Saved data entries
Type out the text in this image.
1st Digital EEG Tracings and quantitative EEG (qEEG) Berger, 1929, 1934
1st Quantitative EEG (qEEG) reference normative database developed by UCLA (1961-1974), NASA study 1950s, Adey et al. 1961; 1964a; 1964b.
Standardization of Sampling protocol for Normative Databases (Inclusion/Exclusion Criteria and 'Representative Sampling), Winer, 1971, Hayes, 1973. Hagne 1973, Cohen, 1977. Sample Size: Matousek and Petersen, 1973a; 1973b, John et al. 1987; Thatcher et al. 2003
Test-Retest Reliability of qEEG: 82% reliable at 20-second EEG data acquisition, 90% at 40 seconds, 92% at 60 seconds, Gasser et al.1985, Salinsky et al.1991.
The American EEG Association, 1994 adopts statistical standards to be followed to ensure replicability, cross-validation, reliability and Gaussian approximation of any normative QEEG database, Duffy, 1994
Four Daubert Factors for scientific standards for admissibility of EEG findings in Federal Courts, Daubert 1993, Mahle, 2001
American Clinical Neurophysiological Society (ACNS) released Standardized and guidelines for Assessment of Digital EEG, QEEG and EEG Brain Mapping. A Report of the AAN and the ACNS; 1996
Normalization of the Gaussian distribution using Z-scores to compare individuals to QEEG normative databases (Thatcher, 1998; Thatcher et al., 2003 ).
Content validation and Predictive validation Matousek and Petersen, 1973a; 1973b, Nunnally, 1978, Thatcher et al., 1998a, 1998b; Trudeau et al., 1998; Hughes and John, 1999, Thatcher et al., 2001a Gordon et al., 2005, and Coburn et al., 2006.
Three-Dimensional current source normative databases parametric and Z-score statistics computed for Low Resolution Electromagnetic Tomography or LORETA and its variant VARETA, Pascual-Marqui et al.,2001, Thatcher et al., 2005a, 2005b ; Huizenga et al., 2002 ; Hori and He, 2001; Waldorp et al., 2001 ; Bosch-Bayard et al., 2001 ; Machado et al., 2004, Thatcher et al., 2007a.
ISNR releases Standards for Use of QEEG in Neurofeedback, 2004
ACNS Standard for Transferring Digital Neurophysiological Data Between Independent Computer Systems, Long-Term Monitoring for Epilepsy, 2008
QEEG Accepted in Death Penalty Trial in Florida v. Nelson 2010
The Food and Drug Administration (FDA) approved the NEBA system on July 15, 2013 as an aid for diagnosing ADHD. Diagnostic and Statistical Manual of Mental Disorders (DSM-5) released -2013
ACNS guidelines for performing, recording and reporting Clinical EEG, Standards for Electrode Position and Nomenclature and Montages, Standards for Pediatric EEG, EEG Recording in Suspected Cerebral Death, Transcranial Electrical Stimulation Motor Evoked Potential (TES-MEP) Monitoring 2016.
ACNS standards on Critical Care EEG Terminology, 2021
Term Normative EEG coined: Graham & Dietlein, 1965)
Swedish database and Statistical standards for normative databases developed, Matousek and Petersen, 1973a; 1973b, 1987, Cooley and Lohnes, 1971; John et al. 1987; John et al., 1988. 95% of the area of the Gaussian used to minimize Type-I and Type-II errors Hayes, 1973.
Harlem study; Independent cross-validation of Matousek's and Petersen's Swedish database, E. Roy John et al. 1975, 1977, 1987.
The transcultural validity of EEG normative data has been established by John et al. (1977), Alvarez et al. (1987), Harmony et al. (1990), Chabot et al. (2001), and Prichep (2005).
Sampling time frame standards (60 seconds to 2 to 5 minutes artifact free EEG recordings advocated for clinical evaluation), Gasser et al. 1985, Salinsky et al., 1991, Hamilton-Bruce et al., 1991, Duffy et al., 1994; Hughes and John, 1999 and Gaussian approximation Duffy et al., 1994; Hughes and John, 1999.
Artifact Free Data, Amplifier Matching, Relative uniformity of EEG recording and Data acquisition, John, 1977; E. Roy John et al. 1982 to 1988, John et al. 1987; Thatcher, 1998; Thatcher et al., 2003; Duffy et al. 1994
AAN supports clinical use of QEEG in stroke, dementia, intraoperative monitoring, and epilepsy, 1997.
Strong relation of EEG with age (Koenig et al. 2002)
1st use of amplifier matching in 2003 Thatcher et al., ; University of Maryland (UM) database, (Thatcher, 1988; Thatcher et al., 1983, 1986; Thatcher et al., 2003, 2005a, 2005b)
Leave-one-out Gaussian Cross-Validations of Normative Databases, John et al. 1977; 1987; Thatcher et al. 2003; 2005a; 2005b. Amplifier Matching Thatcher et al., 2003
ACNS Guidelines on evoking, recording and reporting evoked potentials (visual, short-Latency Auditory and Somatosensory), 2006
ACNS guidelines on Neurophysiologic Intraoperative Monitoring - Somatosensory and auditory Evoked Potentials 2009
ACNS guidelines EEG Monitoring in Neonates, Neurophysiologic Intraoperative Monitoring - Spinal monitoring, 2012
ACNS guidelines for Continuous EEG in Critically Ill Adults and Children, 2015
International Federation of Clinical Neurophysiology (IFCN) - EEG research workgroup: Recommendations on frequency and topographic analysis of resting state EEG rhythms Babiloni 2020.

-- Job --
Quote the whole listing above, leaving nothing out.

-- Correct response --
Type out the text in this image.
1st Digital EEG Tracings and quantitative EEG (qEEG) Berger, 1929, 1934
1st Quantitative EEG (qEEG) reference normative database developed by UCLA (1961-1974), NASA study 1950s, Adey et al. 1961; 1964a; 1964b.
Standardization of Sampling protocol for Normative Databases (Inclusion/Exclusion Criteria and 'Representative Sampling), Winer, 1971, Hayes, 1973. Hagne 1973, Cohen, 1977. Sample Size: Matousek and Petersen, 1973a; 1973b, John et al. 1987; Thatcher et al. 2003
Test-Retest Reliability of qEEG: 82% reliable at 20-second EEG data acquisition, 90% at 40 seconds, 92% at 60 seconds, Gasser et al.1985, Salinsky et al.1991.
The American EEG Association, 1994 adopts statistical standards to be followed to ensure replicability, cross-validation, reliability and Gaussian approximation of any normative QEEG database, Duffy, 1994
Four Daubert Factors for scientific standards for admissibility of EEG findings in Federal Courts, Daubert 1993, Mahle, 2001
American Clinical Neurophysiological Society (ACNS) released Standardized and guidelines for Assessment of Digital EEG, QEEG and EEG Brain Mapping. A Report of the AAN and the ACNS; 1996
Normalization of the Gaussian distribution using Z-scores to compare individuals to QEEG normative databases (Thatcher, 1998; Thatcher et al., 2003 ).
Content validation and Predictive validation Matousek and Petersen, 1973a; 1973b, Nunnally, 1978, Thatcher et al., 1998a, 1998b; Trudeau et al., 1998; Hughes and John, 1999, Thatcher et al., 2001a Gordon et al., 2005, and Coburn et al., 2006.
Three-Dimensional current source normative databases parametric and Z-score statistics computed for Low Resolution Electromagnetic Tomography or LORETA and its variant VARETA, Pascual-Marqui et al.,2001, Thatcher et al., 2005a, 2005b ; Huizenga et al., 2002 ; Hori and He, 2001; Waldorp et al., 2001 ; Bosch-Bayard et al., 2001 ; Machado et al., 2004, Thatcher et al., 2007a.
ISNR releases Standards for Use of QEEG in Neurofeedback, 2004
ACNS Standard for Transferring Digital Neurophysiological Data Between Independent Computer Systems, Long-Term Monitoring for Epilepsy, 2008
QEEG Accepted in Death Penalty Trial in Florida v. Nelson 2010
The Food and Drug Administration (FDA) approved the NEBA system on July 15, 2013 as an aid for diagnosing ADHD. Diagnostic and Statistical Manual of Mental Disorders (DSM-5) released -2013
ACNS guidelines for performing, recording and reporting Clinical EEG, Standards for Electrode Position and Nomenclature and Montages, Standards for Pediatric EEG, EEG Recording in Suspected Cerebral Death, Transcranial Electrical Stimulation Motor Evoked Potential (TES-MEP) Monitoring 2016.
ACNS standards on Critical Care EEG Terminology, 2021
Term Normative EEG coined: Graham & Dietlein, 1965)
Swedish database and Statistical standards for normative databases developed, Matousek and Petersen, 1973a; 1973b, 1987, Cooley and Lohnes, 1971; John et al. 1987; John et al., 1988. 95% of the area of the Gaussian used to minimize Type-I and Type-II errors Hayes, 1973.
Harlem study; Independent cross-validation of Matousek's and Petersen's Swedish database, E. Roy John et al. 1975, 1977, 1987.
The transcultural validity of EEG normative data has been established by John et al. (1977), Alvarez et al. (1987), Harmony et al. (1990), Chabot et al. (2001), and Prichep (2005).
Sampling time frame standards (60 seconds to 2 to 5 minutes artifact free EEG recordings advocated for clinical evaluation), Gasser et al. 1985, Salinsky et al., 1991, Hamilton-Bruce et al., 1991, Duffy et al., 1994; Hughes and John, 1999 and Gaussian approximation Duffy et al., 1994; Hughes and John, 1999.
Artifact Free Data, Amplifier Matching, Relative uniformity of EEG recording and Data acquisition, John, 1977; E. Roy John et al. 1982 to 1988, John et al. 1987; Thatcher, 1998; Thatcher et al., 2003; Duffy et al. 1994
AAN supports clinical use of QEEG in stroke, dementia, intraoperative monitoring, and epilepsy, 1997.
Strong relation of EEG with age (Koenig et al. 2002)
1st use of amplifier matching in 2003 Thatcher et al., ; University of Maryland (UM) database, (Thatcher, 1988; Thatcher et al., 1983, 1986; Thatcher et al., 2003, 2005a, 2005b)
Leave-one-out Gaussian Cross-Validations of Normative Databases, John et al. 1977; 1987; Thatcher et al. 2003; 2005a; 2005b. Amplifier Matching Thatcher et al., 2003
ACNS Guidelines on evoking, recording and reporting evoked potentials (visual, short-Latency Auditory and Somatosensory), 2006
ACNS guidelines on Neurophysiologic Intraoperative Monitoring - Somatosensory and auditory Evoked Potentials 2009
ACNS guidelines EEG Monitoring in Neonates, Neurophysiologic Intraoperative Monitoring - Spinal monitoring, 2012
ACNS guidelines for Continuous EEG in Critically Ill Adults and Children, 2015
International Federation of Clinical Neurophysiology (IFCN) - EEG research workgroup: Recommendations on frequency and topographic analysis of resting state EEG rhythms Babiloni 2020.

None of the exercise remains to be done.